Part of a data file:
══════════
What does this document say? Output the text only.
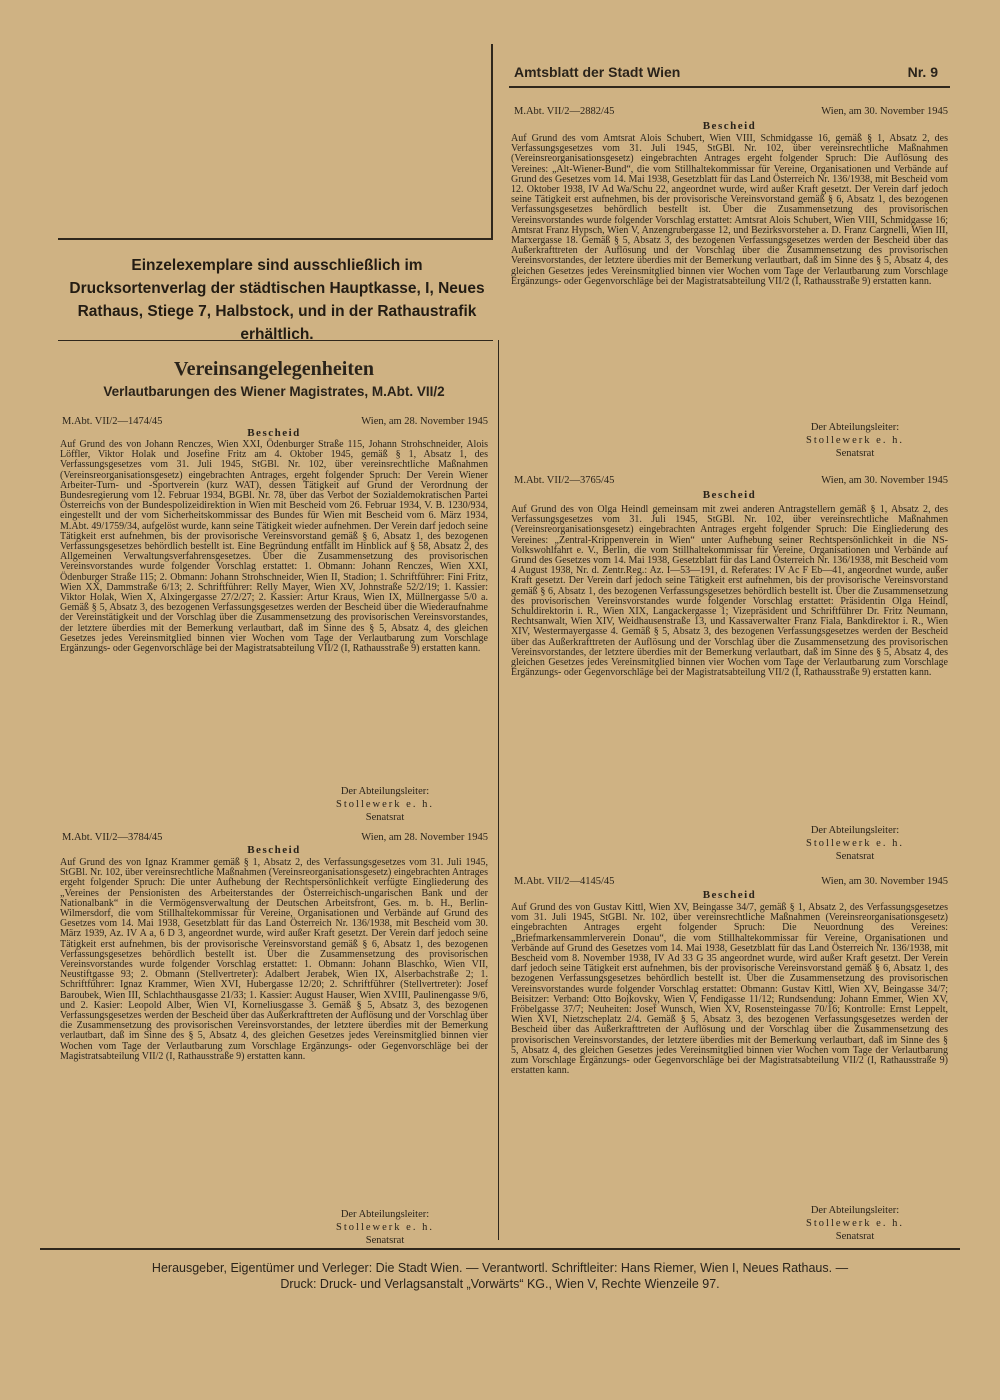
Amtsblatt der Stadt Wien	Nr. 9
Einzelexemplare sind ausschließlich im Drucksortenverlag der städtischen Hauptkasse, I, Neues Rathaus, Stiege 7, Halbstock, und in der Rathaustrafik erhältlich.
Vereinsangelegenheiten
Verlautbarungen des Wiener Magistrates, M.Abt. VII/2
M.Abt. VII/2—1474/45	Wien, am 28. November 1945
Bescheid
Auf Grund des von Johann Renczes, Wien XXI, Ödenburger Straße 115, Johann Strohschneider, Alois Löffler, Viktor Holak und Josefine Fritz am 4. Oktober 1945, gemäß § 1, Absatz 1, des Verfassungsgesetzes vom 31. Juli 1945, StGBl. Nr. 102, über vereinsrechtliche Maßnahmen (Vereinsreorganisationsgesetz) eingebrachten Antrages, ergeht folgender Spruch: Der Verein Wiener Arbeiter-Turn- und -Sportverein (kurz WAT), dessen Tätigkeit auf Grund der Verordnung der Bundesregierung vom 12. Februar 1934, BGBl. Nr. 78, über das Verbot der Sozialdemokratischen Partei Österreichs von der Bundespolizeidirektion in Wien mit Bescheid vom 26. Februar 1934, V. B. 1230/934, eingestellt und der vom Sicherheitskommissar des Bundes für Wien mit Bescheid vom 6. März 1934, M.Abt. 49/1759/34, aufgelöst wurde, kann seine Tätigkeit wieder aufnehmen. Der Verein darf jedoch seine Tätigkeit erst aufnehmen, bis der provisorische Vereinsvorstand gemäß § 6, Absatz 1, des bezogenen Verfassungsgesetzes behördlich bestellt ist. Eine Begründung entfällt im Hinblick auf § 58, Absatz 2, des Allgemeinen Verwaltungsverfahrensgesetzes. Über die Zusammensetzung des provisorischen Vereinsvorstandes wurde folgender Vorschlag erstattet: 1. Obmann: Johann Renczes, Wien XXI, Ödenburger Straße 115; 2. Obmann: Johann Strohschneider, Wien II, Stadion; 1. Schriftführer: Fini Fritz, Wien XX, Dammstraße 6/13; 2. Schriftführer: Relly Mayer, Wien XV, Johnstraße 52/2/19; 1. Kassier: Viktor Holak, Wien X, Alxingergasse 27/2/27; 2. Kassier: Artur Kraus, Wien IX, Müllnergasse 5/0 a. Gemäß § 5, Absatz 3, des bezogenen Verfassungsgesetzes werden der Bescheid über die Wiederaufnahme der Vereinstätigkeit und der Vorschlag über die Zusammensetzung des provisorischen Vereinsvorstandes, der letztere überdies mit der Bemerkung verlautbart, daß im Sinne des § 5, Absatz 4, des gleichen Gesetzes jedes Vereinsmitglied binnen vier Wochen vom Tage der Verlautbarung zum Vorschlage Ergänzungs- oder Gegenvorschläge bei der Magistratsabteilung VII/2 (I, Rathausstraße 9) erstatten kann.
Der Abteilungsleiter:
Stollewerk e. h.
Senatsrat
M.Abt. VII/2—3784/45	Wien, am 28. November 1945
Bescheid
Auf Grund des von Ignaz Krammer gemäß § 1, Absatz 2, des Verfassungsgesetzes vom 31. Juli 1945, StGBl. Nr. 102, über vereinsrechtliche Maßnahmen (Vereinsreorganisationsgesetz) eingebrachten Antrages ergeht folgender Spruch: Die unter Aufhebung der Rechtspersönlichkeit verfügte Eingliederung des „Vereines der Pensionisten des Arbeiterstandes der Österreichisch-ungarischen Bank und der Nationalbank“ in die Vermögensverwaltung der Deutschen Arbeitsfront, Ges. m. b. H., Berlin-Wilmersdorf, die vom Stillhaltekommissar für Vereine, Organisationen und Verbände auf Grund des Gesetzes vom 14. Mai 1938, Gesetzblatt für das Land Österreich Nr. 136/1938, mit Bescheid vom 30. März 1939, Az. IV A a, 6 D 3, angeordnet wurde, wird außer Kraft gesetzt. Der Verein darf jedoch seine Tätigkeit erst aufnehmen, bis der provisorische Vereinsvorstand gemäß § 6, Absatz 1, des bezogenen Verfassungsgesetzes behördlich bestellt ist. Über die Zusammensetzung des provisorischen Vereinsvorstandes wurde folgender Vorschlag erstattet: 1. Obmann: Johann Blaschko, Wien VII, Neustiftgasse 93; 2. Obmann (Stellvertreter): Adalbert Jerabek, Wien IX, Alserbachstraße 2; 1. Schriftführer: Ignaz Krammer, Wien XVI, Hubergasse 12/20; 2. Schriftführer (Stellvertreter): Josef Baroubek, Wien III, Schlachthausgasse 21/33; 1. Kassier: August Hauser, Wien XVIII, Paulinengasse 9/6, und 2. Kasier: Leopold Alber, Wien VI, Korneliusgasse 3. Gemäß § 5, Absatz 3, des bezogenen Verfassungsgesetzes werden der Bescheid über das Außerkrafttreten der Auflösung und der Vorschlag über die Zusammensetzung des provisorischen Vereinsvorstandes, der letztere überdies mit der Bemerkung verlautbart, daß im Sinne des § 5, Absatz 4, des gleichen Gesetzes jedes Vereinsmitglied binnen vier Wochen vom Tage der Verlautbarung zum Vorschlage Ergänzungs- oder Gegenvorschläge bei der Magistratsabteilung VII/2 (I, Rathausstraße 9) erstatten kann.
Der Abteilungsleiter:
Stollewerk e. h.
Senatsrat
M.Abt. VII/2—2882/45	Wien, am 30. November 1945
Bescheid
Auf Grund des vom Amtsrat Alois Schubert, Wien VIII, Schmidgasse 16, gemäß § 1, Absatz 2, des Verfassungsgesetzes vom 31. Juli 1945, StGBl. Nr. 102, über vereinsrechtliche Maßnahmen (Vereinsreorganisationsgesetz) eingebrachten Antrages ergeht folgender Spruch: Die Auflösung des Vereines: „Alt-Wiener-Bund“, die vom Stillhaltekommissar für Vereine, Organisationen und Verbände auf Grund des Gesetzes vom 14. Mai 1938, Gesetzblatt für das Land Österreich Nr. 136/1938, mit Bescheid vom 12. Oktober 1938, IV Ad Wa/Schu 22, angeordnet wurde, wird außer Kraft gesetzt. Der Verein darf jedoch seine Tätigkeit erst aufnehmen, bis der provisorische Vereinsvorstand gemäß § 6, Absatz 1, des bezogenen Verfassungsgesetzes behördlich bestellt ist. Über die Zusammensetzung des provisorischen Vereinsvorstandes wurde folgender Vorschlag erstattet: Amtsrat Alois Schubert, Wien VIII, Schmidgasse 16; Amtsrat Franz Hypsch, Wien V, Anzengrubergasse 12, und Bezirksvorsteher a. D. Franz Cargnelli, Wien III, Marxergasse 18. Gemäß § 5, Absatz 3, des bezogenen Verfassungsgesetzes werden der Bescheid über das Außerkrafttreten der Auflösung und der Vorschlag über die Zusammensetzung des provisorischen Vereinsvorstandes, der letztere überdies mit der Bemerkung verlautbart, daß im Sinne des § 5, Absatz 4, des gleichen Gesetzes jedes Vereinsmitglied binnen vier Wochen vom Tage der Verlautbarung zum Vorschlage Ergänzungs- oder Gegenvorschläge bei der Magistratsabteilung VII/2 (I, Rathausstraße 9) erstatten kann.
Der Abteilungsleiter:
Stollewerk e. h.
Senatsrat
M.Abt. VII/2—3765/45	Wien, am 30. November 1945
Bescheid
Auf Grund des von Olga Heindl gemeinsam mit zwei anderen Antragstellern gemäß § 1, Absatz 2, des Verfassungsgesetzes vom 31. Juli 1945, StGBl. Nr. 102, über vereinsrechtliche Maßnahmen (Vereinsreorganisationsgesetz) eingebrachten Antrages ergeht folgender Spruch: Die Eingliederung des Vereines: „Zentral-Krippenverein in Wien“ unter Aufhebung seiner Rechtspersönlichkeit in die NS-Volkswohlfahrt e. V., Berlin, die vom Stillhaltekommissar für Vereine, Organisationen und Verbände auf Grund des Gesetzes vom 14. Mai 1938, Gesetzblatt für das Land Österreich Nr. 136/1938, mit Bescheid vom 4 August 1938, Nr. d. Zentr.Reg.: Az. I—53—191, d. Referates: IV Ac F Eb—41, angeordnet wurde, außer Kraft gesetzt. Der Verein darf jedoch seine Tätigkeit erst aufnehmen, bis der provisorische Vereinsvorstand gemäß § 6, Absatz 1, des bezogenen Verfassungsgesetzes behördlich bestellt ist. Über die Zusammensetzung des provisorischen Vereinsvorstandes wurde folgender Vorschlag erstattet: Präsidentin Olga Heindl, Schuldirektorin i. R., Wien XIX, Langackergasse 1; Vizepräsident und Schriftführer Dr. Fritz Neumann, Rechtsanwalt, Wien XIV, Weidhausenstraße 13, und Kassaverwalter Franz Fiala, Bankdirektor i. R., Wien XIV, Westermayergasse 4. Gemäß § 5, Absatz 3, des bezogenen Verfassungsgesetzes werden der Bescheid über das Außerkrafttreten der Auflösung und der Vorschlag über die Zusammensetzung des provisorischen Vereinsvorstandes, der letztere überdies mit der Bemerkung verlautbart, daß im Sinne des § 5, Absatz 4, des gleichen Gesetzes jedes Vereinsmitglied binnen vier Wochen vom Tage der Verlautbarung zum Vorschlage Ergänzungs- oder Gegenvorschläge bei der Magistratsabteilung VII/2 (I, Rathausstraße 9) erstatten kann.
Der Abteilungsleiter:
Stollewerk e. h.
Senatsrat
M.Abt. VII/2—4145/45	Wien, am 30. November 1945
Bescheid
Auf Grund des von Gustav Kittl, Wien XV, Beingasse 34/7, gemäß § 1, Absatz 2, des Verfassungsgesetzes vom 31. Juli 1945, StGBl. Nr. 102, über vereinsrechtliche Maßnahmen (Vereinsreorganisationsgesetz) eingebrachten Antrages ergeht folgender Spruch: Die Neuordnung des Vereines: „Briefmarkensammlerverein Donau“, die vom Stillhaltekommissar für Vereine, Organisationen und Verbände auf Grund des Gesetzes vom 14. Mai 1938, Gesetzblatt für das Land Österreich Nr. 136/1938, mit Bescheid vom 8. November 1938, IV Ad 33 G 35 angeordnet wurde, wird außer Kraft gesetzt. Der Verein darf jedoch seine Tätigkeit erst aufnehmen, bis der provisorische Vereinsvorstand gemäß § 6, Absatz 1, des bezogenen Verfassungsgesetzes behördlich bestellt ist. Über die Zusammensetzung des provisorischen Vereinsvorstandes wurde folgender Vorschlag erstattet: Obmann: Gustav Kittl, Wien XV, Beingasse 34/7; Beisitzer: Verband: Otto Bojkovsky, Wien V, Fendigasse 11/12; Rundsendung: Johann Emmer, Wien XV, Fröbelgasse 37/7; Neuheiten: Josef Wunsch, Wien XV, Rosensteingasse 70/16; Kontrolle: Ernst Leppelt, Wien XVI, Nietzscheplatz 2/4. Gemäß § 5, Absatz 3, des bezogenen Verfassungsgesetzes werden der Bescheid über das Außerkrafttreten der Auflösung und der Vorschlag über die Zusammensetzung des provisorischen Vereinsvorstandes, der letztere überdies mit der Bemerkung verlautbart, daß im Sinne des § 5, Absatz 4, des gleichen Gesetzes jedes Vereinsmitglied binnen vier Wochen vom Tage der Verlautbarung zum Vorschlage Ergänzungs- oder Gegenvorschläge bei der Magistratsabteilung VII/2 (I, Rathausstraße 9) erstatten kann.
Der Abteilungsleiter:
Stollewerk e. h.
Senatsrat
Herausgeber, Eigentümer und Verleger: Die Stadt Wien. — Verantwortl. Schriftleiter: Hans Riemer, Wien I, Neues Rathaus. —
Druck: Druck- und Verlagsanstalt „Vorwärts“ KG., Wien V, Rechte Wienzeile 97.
══════════
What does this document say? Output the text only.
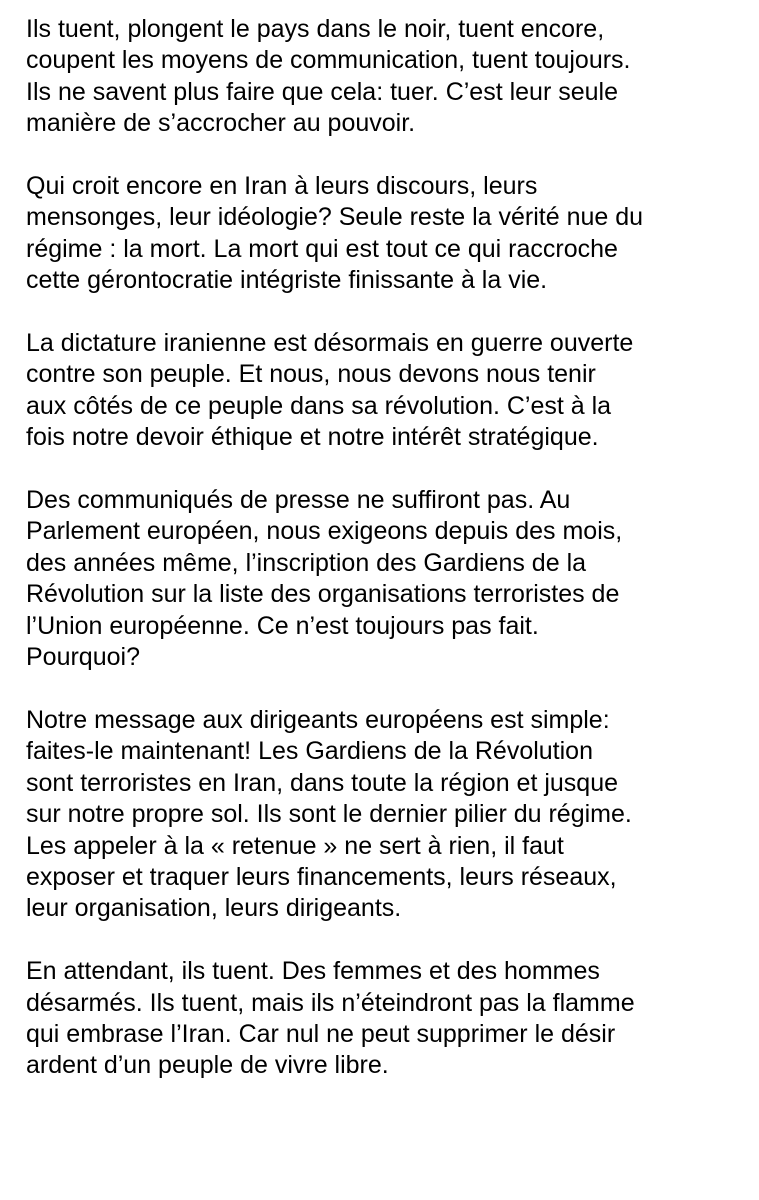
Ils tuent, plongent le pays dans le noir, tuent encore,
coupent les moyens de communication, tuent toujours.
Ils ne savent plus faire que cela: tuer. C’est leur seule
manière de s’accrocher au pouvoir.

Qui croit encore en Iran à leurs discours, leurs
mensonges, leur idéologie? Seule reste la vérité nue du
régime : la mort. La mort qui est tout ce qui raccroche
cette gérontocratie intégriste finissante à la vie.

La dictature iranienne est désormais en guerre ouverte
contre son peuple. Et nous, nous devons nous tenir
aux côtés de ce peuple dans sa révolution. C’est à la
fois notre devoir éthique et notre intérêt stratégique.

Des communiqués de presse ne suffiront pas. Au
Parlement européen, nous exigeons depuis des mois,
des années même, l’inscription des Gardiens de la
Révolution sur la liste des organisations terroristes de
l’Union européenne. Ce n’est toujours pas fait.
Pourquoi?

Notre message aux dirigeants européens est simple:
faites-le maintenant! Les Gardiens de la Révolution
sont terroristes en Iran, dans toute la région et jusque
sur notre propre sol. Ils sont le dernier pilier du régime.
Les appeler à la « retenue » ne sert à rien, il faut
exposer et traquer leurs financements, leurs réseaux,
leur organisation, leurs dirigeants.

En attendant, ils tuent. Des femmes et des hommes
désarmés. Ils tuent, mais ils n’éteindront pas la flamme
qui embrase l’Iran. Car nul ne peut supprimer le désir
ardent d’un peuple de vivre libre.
══════════
Task requirements — What is the number of lines containing "peuple"? Give that number only.

Problem solution — 3